Exercise description:
Read through the data and report every line in which the word "Formål" occurs.

Extracted data:
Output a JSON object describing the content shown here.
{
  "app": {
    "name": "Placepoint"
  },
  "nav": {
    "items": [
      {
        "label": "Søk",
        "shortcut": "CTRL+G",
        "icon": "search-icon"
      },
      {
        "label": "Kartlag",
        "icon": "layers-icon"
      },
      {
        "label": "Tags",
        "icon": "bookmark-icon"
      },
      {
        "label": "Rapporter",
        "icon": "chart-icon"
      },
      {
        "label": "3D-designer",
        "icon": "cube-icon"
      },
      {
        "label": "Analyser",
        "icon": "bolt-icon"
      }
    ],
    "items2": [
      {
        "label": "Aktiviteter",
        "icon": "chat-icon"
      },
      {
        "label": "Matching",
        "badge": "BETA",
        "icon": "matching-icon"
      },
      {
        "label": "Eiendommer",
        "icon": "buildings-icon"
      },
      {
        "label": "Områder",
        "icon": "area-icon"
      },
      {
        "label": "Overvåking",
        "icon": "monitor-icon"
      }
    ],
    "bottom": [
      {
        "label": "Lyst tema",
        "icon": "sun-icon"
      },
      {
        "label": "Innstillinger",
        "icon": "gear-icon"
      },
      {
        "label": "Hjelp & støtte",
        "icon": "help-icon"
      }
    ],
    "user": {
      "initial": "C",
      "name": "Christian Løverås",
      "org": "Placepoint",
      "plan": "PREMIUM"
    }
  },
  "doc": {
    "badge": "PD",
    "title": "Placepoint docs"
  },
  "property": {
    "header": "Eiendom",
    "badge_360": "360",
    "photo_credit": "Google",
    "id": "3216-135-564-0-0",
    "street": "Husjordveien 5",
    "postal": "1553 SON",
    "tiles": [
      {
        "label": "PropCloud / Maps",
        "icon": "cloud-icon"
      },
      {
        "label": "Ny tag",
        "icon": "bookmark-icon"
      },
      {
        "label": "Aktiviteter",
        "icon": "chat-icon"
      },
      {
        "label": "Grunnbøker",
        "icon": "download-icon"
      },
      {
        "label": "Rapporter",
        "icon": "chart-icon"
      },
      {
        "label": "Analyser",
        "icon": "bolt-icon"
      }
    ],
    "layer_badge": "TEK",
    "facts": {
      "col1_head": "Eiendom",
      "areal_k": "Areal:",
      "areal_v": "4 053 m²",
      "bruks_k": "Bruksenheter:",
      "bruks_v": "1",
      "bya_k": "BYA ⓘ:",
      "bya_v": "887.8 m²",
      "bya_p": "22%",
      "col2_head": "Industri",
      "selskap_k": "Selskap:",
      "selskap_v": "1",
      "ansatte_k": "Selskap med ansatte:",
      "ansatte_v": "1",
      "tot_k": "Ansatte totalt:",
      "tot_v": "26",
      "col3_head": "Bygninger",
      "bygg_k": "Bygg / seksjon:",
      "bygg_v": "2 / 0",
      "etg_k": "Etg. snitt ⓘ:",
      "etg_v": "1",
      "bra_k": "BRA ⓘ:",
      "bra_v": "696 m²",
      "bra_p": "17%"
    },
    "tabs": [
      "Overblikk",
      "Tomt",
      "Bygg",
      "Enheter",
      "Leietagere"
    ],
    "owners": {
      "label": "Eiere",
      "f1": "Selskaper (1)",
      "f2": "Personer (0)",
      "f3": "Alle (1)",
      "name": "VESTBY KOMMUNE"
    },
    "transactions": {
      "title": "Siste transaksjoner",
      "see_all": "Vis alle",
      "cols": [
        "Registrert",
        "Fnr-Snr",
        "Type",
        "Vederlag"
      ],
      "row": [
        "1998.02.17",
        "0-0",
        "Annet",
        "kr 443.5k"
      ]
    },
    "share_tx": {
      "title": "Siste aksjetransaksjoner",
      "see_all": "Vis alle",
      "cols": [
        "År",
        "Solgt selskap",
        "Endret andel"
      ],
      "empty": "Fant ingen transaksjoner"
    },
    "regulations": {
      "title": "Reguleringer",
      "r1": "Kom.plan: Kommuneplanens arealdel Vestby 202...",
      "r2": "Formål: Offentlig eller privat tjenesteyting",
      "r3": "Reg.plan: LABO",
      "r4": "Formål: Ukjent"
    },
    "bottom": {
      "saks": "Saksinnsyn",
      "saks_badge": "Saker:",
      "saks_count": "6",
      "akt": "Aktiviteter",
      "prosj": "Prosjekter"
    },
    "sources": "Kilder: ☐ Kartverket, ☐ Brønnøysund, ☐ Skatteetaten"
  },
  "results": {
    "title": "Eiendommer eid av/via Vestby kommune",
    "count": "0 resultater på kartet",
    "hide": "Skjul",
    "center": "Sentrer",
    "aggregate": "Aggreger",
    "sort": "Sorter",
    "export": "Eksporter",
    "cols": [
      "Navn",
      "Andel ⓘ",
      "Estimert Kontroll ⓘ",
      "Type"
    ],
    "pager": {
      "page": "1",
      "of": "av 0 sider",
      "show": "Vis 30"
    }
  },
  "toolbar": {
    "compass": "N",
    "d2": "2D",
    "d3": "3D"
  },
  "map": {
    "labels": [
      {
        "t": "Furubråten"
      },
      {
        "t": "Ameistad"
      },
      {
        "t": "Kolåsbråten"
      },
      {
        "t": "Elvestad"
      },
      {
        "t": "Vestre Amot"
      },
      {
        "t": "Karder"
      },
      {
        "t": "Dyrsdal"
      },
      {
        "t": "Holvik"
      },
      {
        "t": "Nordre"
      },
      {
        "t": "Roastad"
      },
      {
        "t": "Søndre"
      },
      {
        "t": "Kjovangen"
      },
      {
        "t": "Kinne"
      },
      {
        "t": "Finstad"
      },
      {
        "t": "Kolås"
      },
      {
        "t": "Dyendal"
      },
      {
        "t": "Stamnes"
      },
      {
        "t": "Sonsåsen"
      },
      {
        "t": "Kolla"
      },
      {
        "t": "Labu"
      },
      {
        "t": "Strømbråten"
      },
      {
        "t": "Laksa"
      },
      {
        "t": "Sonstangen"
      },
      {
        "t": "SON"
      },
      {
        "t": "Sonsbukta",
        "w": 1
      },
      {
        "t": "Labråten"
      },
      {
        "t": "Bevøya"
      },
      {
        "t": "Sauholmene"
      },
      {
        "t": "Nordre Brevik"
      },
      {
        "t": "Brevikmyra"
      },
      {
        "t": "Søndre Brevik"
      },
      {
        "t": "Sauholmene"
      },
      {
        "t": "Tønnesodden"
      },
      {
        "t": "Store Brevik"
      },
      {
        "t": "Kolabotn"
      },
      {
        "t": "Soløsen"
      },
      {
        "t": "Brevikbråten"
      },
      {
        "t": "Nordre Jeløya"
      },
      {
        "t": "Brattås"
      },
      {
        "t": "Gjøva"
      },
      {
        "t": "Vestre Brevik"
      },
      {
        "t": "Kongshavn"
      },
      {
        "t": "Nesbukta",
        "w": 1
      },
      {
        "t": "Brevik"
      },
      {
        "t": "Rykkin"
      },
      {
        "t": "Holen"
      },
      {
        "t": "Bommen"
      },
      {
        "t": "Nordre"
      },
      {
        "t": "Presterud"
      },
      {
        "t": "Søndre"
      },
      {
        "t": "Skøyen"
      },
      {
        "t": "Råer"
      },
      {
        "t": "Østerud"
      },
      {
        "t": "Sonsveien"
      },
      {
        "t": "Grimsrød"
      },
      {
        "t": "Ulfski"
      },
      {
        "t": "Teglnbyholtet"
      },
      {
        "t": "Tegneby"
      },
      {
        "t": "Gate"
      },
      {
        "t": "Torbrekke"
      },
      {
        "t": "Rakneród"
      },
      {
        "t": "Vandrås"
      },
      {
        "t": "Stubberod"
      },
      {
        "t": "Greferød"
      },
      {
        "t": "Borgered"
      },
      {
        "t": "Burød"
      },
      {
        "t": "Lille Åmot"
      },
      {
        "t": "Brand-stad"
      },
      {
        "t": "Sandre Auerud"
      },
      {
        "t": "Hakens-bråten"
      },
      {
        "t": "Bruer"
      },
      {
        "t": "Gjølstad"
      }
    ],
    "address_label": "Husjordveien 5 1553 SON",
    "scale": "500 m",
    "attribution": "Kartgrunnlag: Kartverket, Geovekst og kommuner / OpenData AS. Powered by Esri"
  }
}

Result:
      "r2": "Formål: Offentlig eller privat tjenesteyting",
      "r4": "Formål: Ukjent"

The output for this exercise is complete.